• **YOUR INSTRUCTIONS**
Determine the count of lines holding "third" and give that count alone.
## START RECORD EXCERPTS
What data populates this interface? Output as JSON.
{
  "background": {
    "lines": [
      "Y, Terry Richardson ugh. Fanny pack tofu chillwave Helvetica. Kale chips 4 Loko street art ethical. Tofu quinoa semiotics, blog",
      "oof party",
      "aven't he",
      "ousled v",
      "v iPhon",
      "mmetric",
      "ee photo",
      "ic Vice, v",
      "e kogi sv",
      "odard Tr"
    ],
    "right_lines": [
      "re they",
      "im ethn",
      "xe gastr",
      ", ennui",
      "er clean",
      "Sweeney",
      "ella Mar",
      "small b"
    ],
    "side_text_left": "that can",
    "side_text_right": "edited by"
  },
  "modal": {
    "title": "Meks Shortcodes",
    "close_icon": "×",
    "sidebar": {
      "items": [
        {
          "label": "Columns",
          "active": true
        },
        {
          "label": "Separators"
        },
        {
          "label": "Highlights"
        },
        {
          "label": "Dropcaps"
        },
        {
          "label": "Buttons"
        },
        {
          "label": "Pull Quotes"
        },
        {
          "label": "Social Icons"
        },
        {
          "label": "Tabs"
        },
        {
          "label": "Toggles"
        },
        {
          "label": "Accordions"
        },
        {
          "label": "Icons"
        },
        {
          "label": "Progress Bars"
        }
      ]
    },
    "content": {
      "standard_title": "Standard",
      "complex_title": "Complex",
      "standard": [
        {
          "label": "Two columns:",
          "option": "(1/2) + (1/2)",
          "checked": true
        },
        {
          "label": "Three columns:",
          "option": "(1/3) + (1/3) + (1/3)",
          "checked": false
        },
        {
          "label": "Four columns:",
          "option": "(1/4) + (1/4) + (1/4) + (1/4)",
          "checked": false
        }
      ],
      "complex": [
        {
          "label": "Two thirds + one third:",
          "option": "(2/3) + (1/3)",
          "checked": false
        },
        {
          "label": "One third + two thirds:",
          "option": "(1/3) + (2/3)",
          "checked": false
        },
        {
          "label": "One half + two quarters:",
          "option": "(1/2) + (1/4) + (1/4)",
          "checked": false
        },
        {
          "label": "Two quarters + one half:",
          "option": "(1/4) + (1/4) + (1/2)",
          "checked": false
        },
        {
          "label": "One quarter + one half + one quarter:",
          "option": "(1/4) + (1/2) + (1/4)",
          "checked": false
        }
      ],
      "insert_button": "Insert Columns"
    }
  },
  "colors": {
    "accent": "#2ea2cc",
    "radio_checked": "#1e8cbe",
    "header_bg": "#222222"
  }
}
## END RECORD EXCERPTS
• **TASK SOLUTION**
2